#### DATASET EXCERPTS

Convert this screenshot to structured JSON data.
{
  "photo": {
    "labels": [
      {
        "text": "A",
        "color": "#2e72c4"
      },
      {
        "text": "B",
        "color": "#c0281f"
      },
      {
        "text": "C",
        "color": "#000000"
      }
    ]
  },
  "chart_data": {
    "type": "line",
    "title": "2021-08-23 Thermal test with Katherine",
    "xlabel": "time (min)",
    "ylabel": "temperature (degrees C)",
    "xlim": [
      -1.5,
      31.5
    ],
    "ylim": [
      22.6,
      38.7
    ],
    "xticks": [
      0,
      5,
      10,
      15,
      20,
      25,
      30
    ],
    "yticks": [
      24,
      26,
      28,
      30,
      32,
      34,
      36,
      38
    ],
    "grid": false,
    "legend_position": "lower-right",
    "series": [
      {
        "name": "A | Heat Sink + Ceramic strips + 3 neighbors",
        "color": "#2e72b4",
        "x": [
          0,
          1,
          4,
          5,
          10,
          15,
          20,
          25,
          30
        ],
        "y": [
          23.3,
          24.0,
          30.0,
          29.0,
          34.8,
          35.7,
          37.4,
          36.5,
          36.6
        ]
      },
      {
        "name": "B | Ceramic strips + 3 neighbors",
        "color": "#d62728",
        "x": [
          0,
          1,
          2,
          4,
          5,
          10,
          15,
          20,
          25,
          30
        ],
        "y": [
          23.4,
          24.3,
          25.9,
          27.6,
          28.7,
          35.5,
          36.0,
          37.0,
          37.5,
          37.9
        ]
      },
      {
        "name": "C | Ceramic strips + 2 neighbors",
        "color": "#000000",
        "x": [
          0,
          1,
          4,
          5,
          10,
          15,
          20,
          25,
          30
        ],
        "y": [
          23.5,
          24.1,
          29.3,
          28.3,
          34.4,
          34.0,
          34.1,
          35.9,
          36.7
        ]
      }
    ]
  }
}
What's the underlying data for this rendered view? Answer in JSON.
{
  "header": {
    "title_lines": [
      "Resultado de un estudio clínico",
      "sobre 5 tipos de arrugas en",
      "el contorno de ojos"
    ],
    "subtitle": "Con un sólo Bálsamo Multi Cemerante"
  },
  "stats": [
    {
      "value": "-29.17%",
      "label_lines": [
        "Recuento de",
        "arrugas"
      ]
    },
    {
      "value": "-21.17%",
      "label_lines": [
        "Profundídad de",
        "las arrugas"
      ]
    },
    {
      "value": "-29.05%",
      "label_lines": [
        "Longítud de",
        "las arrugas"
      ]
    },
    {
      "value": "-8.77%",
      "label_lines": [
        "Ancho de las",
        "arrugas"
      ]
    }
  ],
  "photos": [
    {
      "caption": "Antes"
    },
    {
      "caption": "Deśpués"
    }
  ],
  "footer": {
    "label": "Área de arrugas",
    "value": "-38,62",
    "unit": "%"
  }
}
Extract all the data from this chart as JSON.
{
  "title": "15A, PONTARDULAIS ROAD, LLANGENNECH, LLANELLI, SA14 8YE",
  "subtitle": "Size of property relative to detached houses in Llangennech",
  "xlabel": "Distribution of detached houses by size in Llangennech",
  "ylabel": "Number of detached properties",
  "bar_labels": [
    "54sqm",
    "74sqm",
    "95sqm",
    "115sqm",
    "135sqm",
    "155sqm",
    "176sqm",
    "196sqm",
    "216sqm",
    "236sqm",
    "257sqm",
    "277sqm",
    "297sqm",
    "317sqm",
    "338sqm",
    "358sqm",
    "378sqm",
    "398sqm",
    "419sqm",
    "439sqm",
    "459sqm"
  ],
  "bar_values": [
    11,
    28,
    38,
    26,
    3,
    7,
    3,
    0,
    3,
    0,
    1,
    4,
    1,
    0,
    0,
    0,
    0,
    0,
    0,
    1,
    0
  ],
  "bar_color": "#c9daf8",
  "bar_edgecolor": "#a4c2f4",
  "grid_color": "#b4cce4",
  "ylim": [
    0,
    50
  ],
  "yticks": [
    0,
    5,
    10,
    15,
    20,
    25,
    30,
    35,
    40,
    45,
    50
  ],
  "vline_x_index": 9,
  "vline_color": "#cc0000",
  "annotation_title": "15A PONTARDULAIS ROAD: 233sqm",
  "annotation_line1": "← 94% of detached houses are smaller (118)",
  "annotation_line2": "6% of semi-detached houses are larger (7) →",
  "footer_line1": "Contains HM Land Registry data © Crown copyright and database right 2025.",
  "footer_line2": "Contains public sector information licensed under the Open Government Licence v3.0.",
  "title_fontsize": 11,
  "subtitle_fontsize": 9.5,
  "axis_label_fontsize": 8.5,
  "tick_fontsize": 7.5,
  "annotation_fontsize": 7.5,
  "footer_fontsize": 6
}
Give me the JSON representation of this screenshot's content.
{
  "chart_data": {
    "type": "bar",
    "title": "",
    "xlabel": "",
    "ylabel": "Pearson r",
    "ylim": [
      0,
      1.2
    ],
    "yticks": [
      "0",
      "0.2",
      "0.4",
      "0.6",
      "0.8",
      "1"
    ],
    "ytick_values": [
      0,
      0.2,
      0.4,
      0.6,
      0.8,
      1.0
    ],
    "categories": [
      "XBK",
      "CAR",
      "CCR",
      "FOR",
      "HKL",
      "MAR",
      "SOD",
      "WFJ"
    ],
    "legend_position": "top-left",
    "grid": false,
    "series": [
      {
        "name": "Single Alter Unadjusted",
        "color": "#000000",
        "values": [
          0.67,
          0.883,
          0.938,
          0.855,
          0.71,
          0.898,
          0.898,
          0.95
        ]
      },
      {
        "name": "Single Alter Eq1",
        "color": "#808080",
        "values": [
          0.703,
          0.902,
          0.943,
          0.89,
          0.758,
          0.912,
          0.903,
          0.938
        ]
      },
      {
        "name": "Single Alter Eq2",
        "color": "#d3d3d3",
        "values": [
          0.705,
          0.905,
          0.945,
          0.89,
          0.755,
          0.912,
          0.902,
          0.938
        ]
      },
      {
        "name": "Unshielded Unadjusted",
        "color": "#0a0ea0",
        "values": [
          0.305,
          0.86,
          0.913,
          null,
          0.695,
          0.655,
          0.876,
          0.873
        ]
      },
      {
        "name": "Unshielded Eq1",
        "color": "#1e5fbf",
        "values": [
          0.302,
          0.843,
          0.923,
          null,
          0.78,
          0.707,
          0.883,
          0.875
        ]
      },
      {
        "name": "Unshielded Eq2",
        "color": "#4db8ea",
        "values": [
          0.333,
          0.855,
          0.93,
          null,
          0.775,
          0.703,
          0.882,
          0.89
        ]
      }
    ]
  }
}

#### PROBLEM DESCRIPTION
Pull out each record as written and restate it exactly.

#### SOLUTION TO THIS PROBLEM
Convert this screenshot to structured JSON data.
{
  "photo": {
    "labels": [
      {
        "text": "A",
        "color": "#2e72c4"
      },
      {
        "text": "B",
        "color": "#c0281f"
      },
      {
        "text": "C",
        "color": "#000000"
      }
    ]
  },
  "chart_data": {
    "type": "line",
    "title": "2021-08-23 Thermal test with Katherine",
    "xlabel": "time (min)",
    "ylabel": "temperature (degrees C)",
    "xlim": [
      -1.5,
      31.5
    ],
    "ylim": [
      22.6,
      38.7
    ],
    "xticks": [
      0,
      5,
      10,
      15,
      20,
      25,
      30
    ],
    "yticks": [
      24,
      26,
      28,
      30,
      32,
      34,
      36,
      38
    ],
    "grid": false,
    "legend_position": "lower-right",
    "series": [
      {
        "name": "A | Heat Sink + Ceramic strips + 3 neighbors",
        "color": "#2e72b4",
        "x": [
          0,
          1,
          4,
          5,
          10,
          15,
          20,
          25,
          30
        ],
        "y": [
          23.3,
          24.0,
          30.0,
          29.0,
          34.8,
          35.7,
          37.4,
          36.5,
          36.6
        ]
      },
      {
        "name": "B | Ceramic strips + 3 neighbors",
        "color": "#d62728",
        "x": [
          0,
          1,
          2,
          4,
          5,
          10,
          15,
          20,
          25,
          30
        ],
        "y": [
          23.4,
          24.3,
          25.9,
          27.6,
          28.7,
          35.5,
          36.0,
          37.0,
          37.5,
          37.9
        ]
      },
      {
        "name": "C | Ceramic strips + 2 neighbors",
        "color": "#000000",
        "x": [
          0,
          1,
          4,
          5,
          10,
          15,
          20,
          25,
          30
        ],
        "y": [
          23.5,
          24.1,
          29.3,
          28.3,
          34.4,
          34.0,
          34.1,
          35.9,
          36.7
        ]
      }
    ]
  }
}
What's the underlying data for this rendered view? Answer in JSON.
{
  "header": {
    "title_lines": [
      "Resultado de un estudio clínico",
      "sobre 5 tipos de arrugas en",
      "el contorno de ojos"
    ],
    "subtitle": "Con un sólo Bálsamo Multi Cemerante"
  },
  "stats": [
    {
      "value": "-29.17%",
      "label_lines": [
        "Recuento de",
        "arrugas"
      ]
    },
    {
      "value": "-21.17%",
      "label_lines": [
        "Profundídad de",
        "las arrugas"
      ]
    },
    {
      "value": "-29.05%",
      "label_lines": [
        "Longítud de",
        "las arrugas"
      ]
    },
    {
      "value": "-8.77%",
      "label_lines": [
        "Ancho de las",
        "arrugas"
      ]
    }
  ],
  "photos": [
    {
      "caption": "Antes"
    },
    {
      "caption": "Deśpués"
    }
  ],
  "footer": {
    "label": "Área de arrugas",
    "value": "-38,62",
    "unit": "%"
  }
}
Extract all the data from this chart as JSON.
{
  "title": "15A, PONTARDULAIS ROAD, LLANGENNECH, LLANELLI, SA14 8YE",
  "subtitle": "Size of property relative to detached houses in Llangennech",
  "xlabel": "Distribution of detached houses by size in Llangennech",
  "ylabel": "Number of detached properties",
  "bar_labels": [
    "54sqm",
    "74sqm",
    "95sqm",
    "115sqm",
    "135sqm",
    "155sqm",
    "176sqm",
    "196sqm",
    "216sqm",
    "236sqm",
    "257sqm",
    "277sqm",
    "297sqm",
    "317sqm",
    "338sqm",
    "358sqm",
    "378sqm",
    "398sqm",
    "419sqm",
    "439sqm",
    "459sqm"
  ],
  "bar_values": [
    11,
    28,
    38,
    26,
    3,
    7,
    3,
    0,
    3,
    0,
    1,
    4,
    1,
    0,
    0,
    0,
    0,
    0,
    0,
    1,
    0
  ],
  "bar_color": "#c9daf8",
  "bar_edgecolor": "#a4c2f4",
  "grid_color": "#b4cce4",
  "ylim": [
    0,
    50
  ],
  "yticks": [
    0,
    5,
    10,
    15,
    20,
    25,
    30,
    35,
    40,
    45,
    50
  ],
  "vline_x_index": 9,
  "vline_color": "#cc0000",
  "annotation_title": "15A PONTARDULAIS ROAD: 233sqm",
  "annotation_line1": "← 94% of detached houses are smaller (118)",
  "annotation_line2": "6% of semi-detached houses are larger (7) →",
  "footer_line1": "Contains HM Land Registry data © Crown copyright and database right 2025.",
  "footer_line2": "Contains public sector information licensed under the Open Government Licence v3.0.",
  "title_fontsize": 11,
  "subtitle_fontsize": 9.5,
  "axis_label_fontsize": 8.5,
  "tick_fontsize": 7.5,
  "annotation_fontsize": 7.5,
  "footer_fontsize": 6
}
Give me the JSON representation of this screenshot's content.
{
  "chart_data": {
    "type": "bar",
    "title": "",
    "xlabel": "",
    "ylabel": "Pearson r",
    "ylim": [
      0,
      1.2
    ],
    "yticks": [
      "0",
      "0.2",
      "0.4",
      "0.6",
      "0.8",
      "1"
    ],
    "ytick_values": [
      0,
      0.2,
      0.4,
      0.6,
      0.8,
      1.0
    ],
    "categories": [
      "XBK",
      "CAR",
      "CCR",
      "FOR",
      "HKL",
      "MAR",
      "SOD",
      "WFJ"
    ],
    "legend_position": "top-left",
    "grid": false,
    "series": [
      {
        "name": "Single Alter Unadjusted",
        "color": "#000000",
        "values": [
          0.67,
          0.883,
          0.938,
          0.855,
          0.71,
          0.898,
          0.898,
          0.95
        ]
      },
      {
        "name": "Single Alter Eq1",
        "color": "#808080",
        "values": [
          0.703,
          0.902,
          0.943,
          0.89,
          0.758,
          0.912,
          0.903,
          0.938
        ]
      },
      {
        "name": "Single Alter Eq2",
        "color": "#d3d3d3",
        "values": [
          0.705,
          0.905,
          0.945,
          0.89,
          0.755,
          0.912,
          0.902,
          0.938
        ]
      },
      {
        "name": "Unshielded Unadjusted",
        "color": "#0a0ea0",
        "values": [
          0.305,
          0.86,
          0.913,
          null,
          0.695,
          0.655,
          0.876,
          0.873
        ]
      },
      {
        "name": "Unshielded Eq1",
        "color": "#1e5fbf",
        "values": [
          0.302,
          0.843,
          0.923,
          null,
          0.78,
          0.707,
          0.883,
          0.875
        ]
      },
      {
        "name": "Unshielded Eq2",
        "color": "#4db8ea",
        "values": [
          0.333,
          0.855,
          0.93,
          null,
          0.775,
          0.703,
          0.882,
          0.89
        ]
      }
    ]
  }
}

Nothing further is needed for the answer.